Work to be completed | Determine the number of lines in the data that include the word "page", and write only that number.

..............................

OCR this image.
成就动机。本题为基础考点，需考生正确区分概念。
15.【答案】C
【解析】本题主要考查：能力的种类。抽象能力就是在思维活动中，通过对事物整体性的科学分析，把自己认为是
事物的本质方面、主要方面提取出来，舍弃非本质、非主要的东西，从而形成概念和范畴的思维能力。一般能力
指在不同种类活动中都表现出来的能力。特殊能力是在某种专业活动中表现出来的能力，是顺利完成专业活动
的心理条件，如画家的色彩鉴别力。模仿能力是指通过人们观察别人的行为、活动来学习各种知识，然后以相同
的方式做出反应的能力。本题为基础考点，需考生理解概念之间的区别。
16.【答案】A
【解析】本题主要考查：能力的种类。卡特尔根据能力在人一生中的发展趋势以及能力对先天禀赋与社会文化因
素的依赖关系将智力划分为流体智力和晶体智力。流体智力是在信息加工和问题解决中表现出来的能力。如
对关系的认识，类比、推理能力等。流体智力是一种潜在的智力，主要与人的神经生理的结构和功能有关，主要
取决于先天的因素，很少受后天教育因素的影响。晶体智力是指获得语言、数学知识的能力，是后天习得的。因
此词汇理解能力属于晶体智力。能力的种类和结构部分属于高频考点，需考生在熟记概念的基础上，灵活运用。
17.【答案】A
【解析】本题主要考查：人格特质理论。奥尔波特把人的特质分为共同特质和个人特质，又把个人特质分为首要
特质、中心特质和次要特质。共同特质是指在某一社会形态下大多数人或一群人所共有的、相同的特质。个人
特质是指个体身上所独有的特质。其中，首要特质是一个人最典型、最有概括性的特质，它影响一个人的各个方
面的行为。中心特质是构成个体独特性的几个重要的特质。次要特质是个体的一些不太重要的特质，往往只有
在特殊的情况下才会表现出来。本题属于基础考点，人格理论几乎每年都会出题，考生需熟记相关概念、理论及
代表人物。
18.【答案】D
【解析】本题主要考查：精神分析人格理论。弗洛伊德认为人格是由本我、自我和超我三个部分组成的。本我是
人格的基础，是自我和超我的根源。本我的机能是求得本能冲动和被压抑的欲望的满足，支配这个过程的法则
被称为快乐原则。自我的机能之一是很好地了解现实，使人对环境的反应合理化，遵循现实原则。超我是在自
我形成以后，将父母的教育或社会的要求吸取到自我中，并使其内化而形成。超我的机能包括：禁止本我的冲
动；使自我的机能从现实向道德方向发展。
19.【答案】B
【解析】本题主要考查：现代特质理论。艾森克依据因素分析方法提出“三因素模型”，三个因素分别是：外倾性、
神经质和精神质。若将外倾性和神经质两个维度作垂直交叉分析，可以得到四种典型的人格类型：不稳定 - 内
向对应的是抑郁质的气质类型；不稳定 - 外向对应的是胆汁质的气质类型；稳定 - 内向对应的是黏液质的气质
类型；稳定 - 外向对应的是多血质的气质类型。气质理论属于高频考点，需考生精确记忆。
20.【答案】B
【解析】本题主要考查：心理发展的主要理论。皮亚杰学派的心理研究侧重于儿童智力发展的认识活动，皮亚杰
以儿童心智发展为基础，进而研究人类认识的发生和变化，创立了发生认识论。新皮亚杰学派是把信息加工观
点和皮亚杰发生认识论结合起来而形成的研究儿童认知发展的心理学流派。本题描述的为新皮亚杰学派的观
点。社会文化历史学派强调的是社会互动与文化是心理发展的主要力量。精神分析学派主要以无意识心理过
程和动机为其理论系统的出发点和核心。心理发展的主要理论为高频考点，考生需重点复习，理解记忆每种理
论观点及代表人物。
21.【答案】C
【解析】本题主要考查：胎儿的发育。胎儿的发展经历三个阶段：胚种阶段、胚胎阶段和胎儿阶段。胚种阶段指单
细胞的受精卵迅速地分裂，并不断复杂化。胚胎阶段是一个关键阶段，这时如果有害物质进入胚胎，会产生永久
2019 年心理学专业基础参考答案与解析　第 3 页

..............................

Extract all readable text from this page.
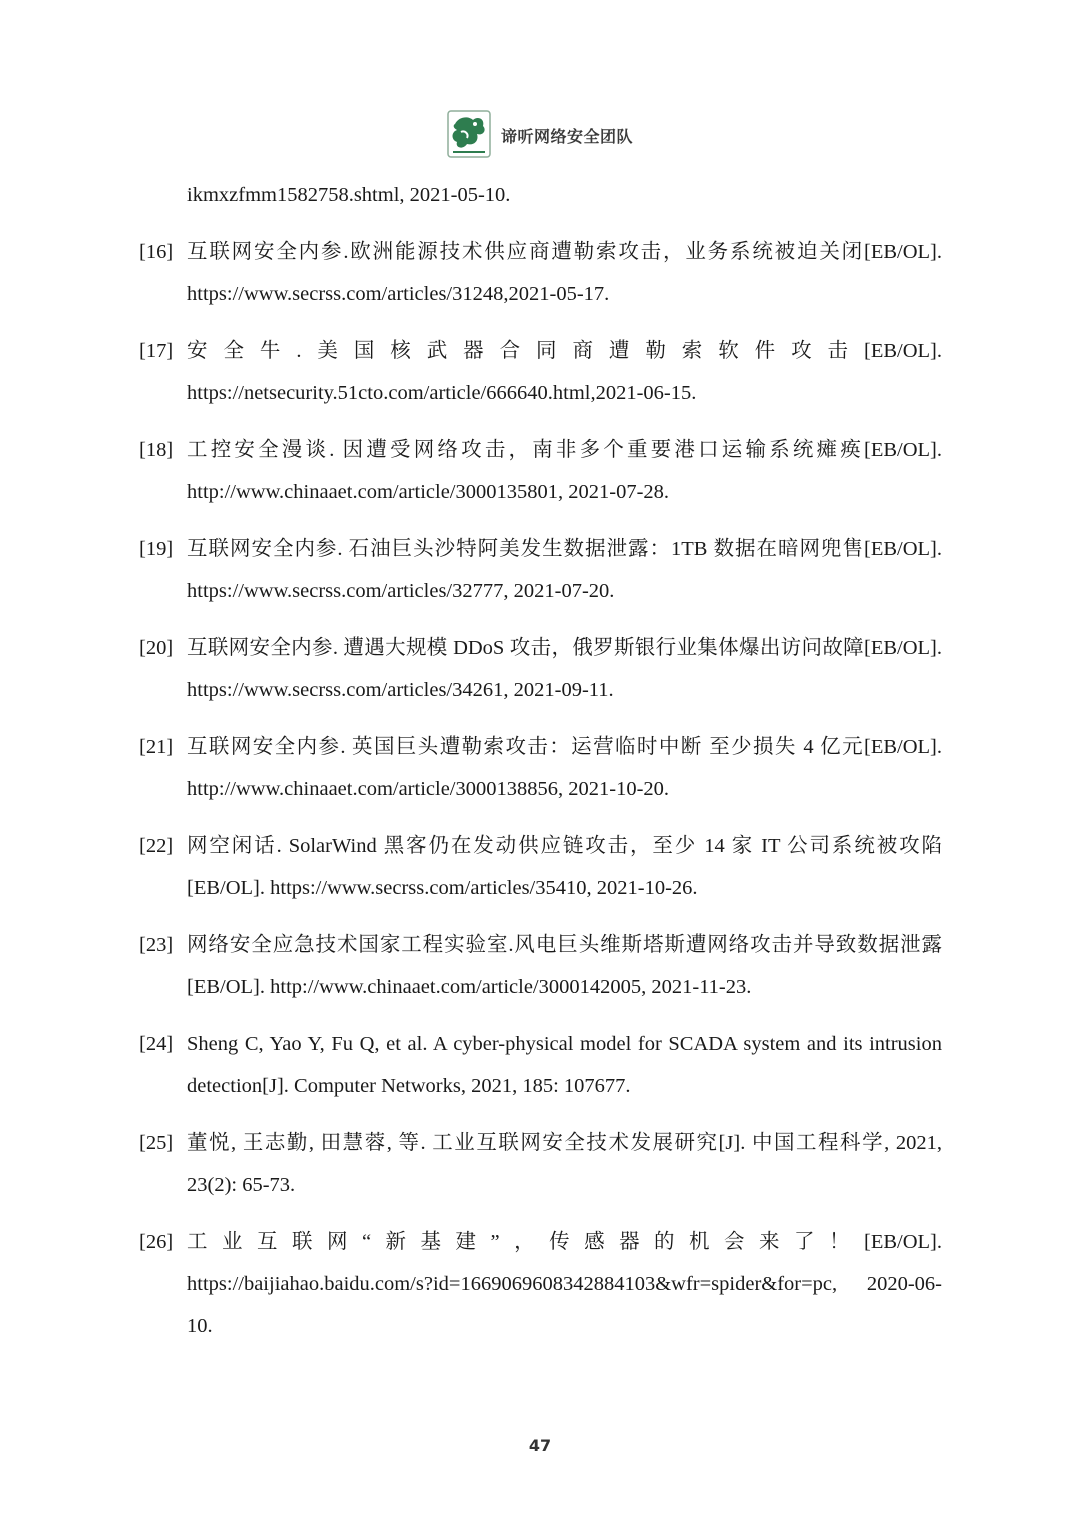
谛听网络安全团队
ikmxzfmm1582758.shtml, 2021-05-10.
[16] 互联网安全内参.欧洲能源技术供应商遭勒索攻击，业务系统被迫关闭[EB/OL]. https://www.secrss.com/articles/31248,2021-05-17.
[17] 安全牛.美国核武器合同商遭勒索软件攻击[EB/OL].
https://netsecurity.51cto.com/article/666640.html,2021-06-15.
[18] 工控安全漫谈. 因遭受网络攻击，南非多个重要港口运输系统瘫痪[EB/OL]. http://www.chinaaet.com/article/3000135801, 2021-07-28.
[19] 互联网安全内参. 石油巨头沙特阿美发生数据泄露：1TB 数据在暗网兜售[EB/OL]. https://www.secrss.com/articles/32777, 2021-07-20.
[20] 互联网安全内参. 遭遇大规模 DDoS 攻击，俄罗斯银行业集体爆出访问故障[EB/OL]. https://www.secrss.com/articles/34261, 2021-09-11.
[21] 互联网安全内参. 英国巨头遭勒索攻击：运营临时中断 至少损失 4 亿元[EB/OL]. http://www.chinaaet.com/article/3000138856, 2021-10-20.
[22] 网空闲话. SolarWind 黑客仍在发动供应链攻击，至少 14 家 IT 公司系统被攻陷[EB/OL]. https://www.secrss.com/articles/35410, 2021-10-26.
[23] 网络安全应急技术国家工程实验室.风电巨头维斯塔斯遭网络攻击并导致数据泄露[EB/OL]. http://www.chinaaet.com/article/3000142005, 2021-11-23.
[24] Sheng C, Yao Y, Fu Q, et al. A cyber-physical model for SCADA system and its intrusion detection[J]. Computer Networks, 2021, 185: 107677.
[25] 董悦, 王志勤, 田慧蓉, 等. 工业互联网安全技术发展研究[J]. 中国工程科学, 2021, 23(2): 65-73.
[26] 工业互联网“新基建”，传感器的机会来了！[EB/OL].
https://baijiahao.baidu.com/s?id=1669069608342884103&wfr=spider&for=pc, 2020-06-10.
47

..............................

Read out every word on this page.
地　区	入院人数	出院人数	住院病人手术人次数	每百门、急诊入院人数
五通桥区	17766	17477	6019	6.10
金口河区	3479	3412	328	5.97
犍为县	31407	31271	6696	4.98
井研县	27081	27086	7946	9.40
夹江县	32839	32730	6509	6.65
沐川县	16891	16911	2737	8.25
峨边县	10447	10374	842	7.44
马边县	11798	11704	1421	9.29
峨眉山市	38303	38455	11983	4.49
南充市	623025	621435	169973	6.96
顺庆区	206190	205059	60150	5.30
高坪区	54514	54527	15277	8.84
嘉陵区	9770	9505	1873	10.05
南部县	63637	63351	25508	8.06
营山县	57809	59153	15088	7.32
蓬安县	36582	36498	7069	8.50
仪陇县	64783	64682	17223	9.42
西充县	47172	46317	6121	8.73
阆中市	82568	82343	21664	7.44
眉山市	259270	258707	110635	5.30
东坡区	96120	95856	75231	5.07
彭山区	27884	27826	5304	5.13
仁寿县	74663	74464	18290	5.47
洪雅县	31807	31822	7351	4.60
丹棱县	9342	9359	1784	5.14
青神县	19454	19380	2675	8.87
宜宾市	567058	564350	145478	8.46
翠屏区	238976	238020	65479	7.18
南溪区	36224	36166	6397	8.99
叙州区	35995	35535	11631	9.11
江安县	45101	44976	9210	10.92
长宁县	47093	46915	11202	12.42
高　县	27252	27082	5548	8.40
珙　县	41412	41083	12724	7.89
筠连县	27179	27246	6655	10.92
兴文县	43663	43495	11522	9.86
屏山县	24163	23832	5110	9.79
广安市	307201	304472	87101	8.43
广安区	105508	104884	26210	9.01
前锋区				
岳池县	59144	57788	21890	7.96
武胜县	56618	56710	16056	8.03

..............................

Written answer | 2